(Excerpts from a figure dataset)
┌──

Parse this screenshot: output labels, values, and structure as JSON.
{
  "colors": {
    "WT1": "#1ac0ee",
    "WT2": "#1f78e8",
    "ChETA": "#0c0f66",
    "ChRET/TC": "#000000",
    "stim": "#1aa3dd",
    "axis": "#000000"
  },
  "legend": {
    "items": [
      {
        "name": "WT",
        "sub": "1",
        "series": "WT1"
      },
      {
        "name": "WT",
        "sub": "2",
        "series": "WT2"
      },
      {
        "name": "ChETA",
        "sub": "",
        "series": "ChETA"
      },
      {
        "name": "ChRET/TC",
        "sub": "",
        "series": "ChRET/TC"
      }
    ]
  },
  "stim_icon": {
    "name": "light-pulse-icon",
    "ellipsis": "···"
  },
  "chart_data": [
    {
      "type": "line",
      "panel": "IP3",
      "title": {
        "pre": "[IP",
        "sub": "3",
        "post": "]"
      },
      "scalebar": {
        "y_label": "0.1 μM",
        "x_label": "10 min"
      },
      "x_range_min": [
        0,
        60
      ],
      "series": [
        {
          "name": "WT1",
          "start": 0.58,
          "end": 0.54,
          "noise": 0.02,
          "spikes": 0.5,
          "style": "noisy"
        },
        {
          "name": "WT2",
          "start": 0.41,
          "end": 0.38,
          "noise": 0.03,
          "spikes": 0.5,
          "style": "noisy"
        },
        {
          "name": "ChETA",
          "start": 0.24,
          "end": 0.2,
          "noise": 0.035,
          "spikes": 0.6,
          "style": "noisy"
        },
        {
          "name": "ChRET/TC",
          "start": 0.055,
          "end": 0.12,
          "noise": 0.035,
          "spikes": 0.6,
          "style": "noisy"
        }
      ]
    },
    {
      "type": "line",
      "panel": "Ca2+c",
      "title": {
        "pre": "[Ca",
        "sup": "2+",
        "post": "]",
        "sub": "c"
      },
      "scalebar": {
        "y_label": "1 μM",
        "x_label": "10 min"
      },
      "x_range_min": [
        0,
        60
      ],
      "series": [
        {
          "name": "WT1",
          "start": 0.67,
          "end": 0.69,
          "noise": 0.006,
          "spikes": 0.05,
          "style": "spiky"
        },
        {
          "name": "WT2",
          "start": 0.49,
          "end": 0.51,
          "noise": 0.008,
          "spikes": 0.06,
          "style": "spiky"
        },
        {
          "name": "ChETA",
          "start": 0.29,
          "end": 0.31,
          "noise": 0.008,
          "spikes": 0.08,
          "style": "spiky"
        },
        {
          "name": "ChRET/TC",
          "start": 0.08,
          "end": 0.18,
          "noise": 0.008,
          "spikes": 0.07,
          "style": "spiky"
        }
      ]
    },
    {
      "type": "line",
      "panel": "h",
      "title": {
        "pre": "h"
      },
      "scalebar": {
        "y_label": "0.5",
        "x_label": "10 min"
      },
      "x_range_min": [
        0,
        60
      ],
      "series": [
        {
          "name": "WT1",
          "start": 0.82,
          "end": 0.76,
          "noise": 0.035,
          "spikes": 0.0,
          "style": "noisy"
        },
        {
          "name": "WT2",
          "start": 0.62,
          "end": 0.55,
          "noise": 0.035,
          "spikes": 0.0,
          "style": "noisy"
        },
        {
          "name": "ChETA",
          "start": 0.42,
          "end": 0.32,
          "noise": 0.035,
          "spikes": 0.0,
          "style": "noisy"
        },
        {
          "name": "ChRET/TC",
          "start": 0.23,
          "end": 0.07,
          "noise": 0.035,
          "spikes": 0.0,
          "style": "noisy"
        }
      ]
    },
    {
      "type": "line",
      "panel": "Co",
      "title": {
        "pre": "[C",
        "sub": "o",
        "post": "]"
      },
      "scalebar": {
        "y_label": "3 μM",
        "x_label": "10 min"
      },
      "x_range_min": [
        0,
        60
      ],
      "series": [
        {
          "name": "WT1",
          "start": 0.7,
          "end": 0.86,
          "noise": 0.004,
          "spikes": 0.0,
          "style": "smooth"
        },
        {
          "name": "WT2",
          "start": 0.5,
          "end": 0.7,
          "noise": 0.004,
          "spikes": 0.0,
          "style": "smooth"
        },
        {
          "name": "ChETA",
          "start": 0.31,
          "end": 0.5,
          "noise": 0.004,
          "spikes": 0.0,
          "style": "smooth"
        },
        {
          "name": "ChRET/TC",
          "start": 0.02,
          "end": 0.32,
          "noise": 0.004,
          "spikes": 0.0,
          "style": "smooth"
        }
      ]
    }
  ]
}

└──

Written exercise –
Your task is to retype all of the records exactly.

Response to the exercise –
Parse this screenshot: output labels, values, and structure as JSON.
{
  "colors": {
    "WT1": "#1ac0ee",
    "WT2": "#1f78e8",
    "ChETA": "#0c0f66",
    "ChRET/TC": "#000000",
    "stim": "#1aa3dd",
    "axis": "#000000"
  },
  "legend": {
    "items": [
      {
        "name": "WT",
        "sub": "1",
        "series": "WT1"
      },
      {
        "name": "WT",
        "sub": "2",
        "series": "WT2"
      },
      {
        "name": "ChETA",
        "sub": "",
        "series": "ChETA"
      },
      {
        "name": "ChRET/TC",
        "sub": "",
        "series": "ChRET/TC"
      }
    ]
  },
  "stim_icon": {
    "name": "light-pulse-icon",
    "ellipsis": "···"
  },
  "chart_data": [
    {
      "type": "line",
      "panel": "IP3",
      "title": {
        "pre": "[IP",
        "sub": "3",
        "post": "]"
      },
      "scalebar": {
        "y_label": "0.1 μM",
        "x_label": "10 min"
      },
      "x_range_min": [
        0,
        60
      ],
      "series": [
        {
          "name": "WT1",
          "start": 0.58,
          "end": 0.54,
          "noise": 0.02,
          "spikes": 0.5,
          "style": "noisy"
        },
        {
          "name": "WT2",
          "start": 0.41,
          "end": 0.38,
          "noise": 0.03,
          "spikes": 0.5,
          "style": "noisy"
        },
        {
          "name": "ChETA",
          "start": 0.24,
          "end": 0.2,
          "noise": 0.035,
          "spikes": 0.6,
          "style": "noisy"
        },
        {
          "name": "ChRET/TC",
          "start": 0.055,
          "end": 0.12,
          "noise": 0.035,
          "spikes": 0.6,
          "style": "noisy"
        }
      ]
    },
    {
      "type": "line",
      "panel": "Ca2+c",
      "title": {
        "pre": "[Ca",
        "sup": "2+",
        "post": "]",
        "sub": "c"
      },
      "scalebar": {
        "y_label": "1 μM",
        "x_label": "10 min"
      },
      "x_range_min": [
        0,
        60
      ],
      "series": [
        {
          "name": "WT1",
          "start": 0.67,
          "end": 0.69,
          "noise": 0.006,
          "spikes": 0.05,
          "style": "spiky"
        },
        {
          "name": "WT2",
          "start": 0.49,
          "end": 0.51,
          "noise": 0.008,
          "spikes": 0.06,
          "style": "spiky"
        },
        {
          "name": "ChETA",
          "start": 0.29,
          "end": 0.31,
          "noise": 0.008,
          "spikes": 0.08,
          "style": "spiky"
        },
        {
          "name": "ChRET/TC",
          "start": 0.08,
          "end": 0.18,
          "noise": 0.008,
          "spikes": 0.07,
          "style": "spiky"
        }
      ]
    },
    {
      "type": "line",
      "panel": "h",
      "title": {
        "pre": "h"
      },
      "scalebar": {
        "y_label": "0.5",
        "x_label": "10 min"
      },
      "x_range_min": [
        0,
        60
      ],
      "series": [
        {
          "name": "WT1",
          "start": 0.82,
          "end": 0.76,
          "noise": 0.035,
          "spikes": 0.0,
          "style": "noisy"
        },
        {
          "name": "WT2",
          "start": 0.62,
          "end": 0.55,
          "noise": 0.035,
          "spikes": 0.0,
          "style": "noisy"
        },
        {
          "name": "ChETA",
          "start": 0.42,
          "end": 0.32,
          "noise": 0.035,
          "spikes": 0.0,
          "style": "noisy"
        },
        {
          "name": "ChRET/TC",
          "start": 0.23,
          "end": 0.07,
          "noise": 0.035,
          "spikes": 0.0,
          "style": "noisy"
        }
      ]
    },
    {
      "type": "line",
      "panel": "Co",
      "title": {
        "pre": "[C",
        "sub": "o",
        "post": "]"
      },
      "scalebar": {
        "y_label": "3 μM",
        "x_label": "10 min"
      },
      "x_range_min": [
        0,
        60
      ],
      "series": [
        {
          "name": "WT1",
          "start": 0.7,
          "end": 0.86,
          "noise": 0.004,
          "spikes": 0.0,
          "style": "smooth"
        },
        {
          "name": "WT2",
          "start": 0.5,
          "end": 0.7,
          "noise": 0.004,
          "spikes": 0.0,
          "style": "smooth"
        },
        {
          "name": "ChETA",
          "start": 0.31,
          "end": 0.5,
          "noise": 0.004,
          "spikes": 0.0,
          "style": "smooth"
        },
        {
          "name": "ChRET/TC",
          "start": 0.02,
          "end": 0.32,
          "noise": 0.004,
          "spikes": 0.0,
          "style": "smooth"
        }
      ]
    }
  ]
}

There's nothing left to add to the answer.